* **Exercícios**:
- A) Liste tudo aquilo com que, segundo o texto sobre o descrédito da política, o Executivo e o Legislativo foram flagrados em conúbios.
- B) Conforme o texto sobre o descrédito da política, em que período essa situação parece ter recrudescido?
- C) Por favor, prossiga o texto sobre o descrédito da política a partir da última frase apresentada.

* **Trecho do texto**:
━━━━━━━━━━

"O descrédito da política"
A
cada dia a população fica mais chocada com os noticiários. Além
da violência pura e simples, hoje predomina a violência da
criminalidade política, que aos poucos vai mostrando, o mundo da
política dominado, no dizer do Ministro Celso Mello, “por um grupo
de delinqüentes que degradam a atividade política”. A
política real, predominantemente, se transformou em campo de ação
de bandoleiros.
Essa
situação parece ter recrudescido nas últimas duas décadas. No
plano nacional já foi atingido o Judiciário e, em uma escala sem
precedentes, o Executivo e o Legislativo, estes, flagrados em
conúbios com o sistema financeiro, estatais, fundos de pensão e com
as maiores empresas de obras públicas do País.
Essa
crise de valores republicanos se irradia também em todas as esferas
do poder público, assim vemos os escândalos atingindo os Estados e
Municípios, como acontece atualmente em Mato Grosso Sul e em Campo
Grande, demonstrando o caráter endêmico da crise ética com o
correspondente descrédito da população nos políticos e nos
partidos.

━━━━━━━━━━

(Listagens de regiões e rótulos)
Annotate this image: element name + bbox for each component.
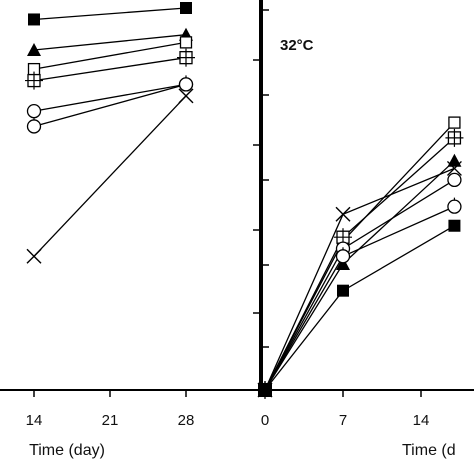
- right-point-x-mark: [335, 206, 351, 222]
- left-point-open-circle-2-ring: [26, 119, 42, 134]
- right-point-x-mark: [446, 160, 462, 176]
- left-lines: [33, 7, 187, 257]
- left-point-filled-square: [28, 13, 40, 26]
- left-series-line-crossed-square: [33, 57, 187, 82]
- right-point-open-circle-2: [335, 247, 351, 264]
- left-point-open-circle-2: [26, 117, 42, 134]
- right-x-tick-label: 7: [339, 412, 347, 429]
- right-point-filled-triangle: [447, 153, 462, 167]
- left-point-filled-square: [180, 2, 192, 14]
- left-series-line-open-circle: [33, 83, 187, 112]
- left-point-crossed-square: [25, 71, 43, 90]
- temperature-annotation: 32°C: [280, 37, 314, 54]
- right-series-line-open-circle-2: [264, 206, 455, 391]
- right-point-open-square: [448, 116, 461, 129]
- left-point-open-circle: [26, 103, 42, 119]
- left-series-line-filled-triangle: [33, 34, 187, 51]
- right-point-filled-square: [448, 219, 461, 232]
- left-point-open-circle-2-ring: [178, 77, 194, 92]
- left-point-open-square: [179, 36, 193, 49]
- left-x-tick-label: 21: [102, 412, 119, 429]
- right-point-filled-square: [337, 284, 349, 297]
- right-x-tick-label: 14: [413, 412, 430, 429]
- left-point-open-circle-2: [178, 75, 194, 92]
- right-point-x-mark-b: [335, 206, 351, 222]
- right-series-line-filled-triangle: [264, 160, 455, 391]
- right-point-open-circle-2-ring: [447, 199, 462, 214]
- left-markers: [25, 2, 195, 264]
- left-series-line-open-circle-2: [33, 83, 187, 128]
- left-point-crossed-square: [177, 48, 195, 67]
- right-series-line-open-circle: [264, 179, 455, 391]
- left-point-x-mark-b: [26, 248, 42, 264]
- right-x-axis-label: Time (d: [402, 442, 456, 459]
- left-point-x-mark-b: [178, 88, 194, 104]
- left-series-line-filled-square: [33, 7, 187, 21]
- right-lines: [264, 122, 455, 391]
- right-series-line-x-mark: [264, 167, 455, 391]
- right-x-ticks: 0 7 14: [261, 390, 430, 429]
- right-point-open-circle-2-ring: [335, 249, 351, 264]
- left-series-line-open-square: [33, 41, 187, 70]
- right-point-x-mark-b: [446, 160, 462, 176]
- left-point-x-mark: [178, 88, 194, 104]
- left-x-ticks: 14 21 28: [26, 390, 195, 429]
- left-panel: 14 21 28 Time (day): [0, 0, 261, 459]
- left-x-tick-label: 14: [26, 412, 43, 429]
- right-series-line-crossed-square: [264, 137, 455, 391]
- right-point-open-circle: [447, 172, 462, 188]
- right-markers: [256, 116, 464, 399]
- right-point-open-circle-2: [447, 197, 462, 214]
- right-plot-frame: [261, 0, 474, 391]
- right-x-tick-label: 0: [261, 412, 269, 429]
- left-point-x-mark: [26, 248, 42, 264]
- left-plot-frame: [0, 0, 261, 391]
- left-point-filled-triangle: [27, 43, 41, 57]
- right-panel: 32°C 0 7 14 Time (d: [256, 0, 474, 459]
- left-x-axis-label: Time (day): [29, 442, 105, 459]
- left-x-tick-label: 28: [178, 412, 195, 429]
- left-series-line-x-mark: [33, 95, 187, 257]
- right-point-crossed-square: [445, 128, 464, 147]
- right-series-line-filled-square: [264, 225, 455, 391]
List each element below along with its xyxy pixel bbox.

━━━━━━━━━━

* **Respostas por tarefa**:
- A)
- o sistema financeiro
- estatais
- fundos de pensão
- as maiores empresas de obras públicas do País

- B) Nas últimas duas décadas.

- C)
Na
raiz dessa degradação está a perda do sentimento de coletividade,
de bem comum, substituídos pelo egoísmo do individualismo, fruto da
radicalização da ideologia do liberalismo. A idéia do mercado,
como valor supremo da vida econômica, se transbordou gravemente para
todas as esferas da vida social. Hoje, partidos e políticos,
no geral, são produtos de mercado. No dizer de Alfredo Reicilin,
“criou-se um círculo vicioso: uma classe política inculta e
irresponsável produz um mundo cínico de clientes e financiadores”.
Na falta das grandes causas, utopias e esperança, só se ouve –
parafraseando Montesquieu – o lamentável ruído das pequenas
ambições e dos grandes apetites.
Recente
pesquisa, patrocinada pelo Conselho Nacional de Justiça, sobre a
credibilidade das instituições, feita pela FGV, mostra que apenas
5% da população confia nos partidos políticos. Vou na contramão
desse sentimento difuso. Conheço políticos dignos, eles existem.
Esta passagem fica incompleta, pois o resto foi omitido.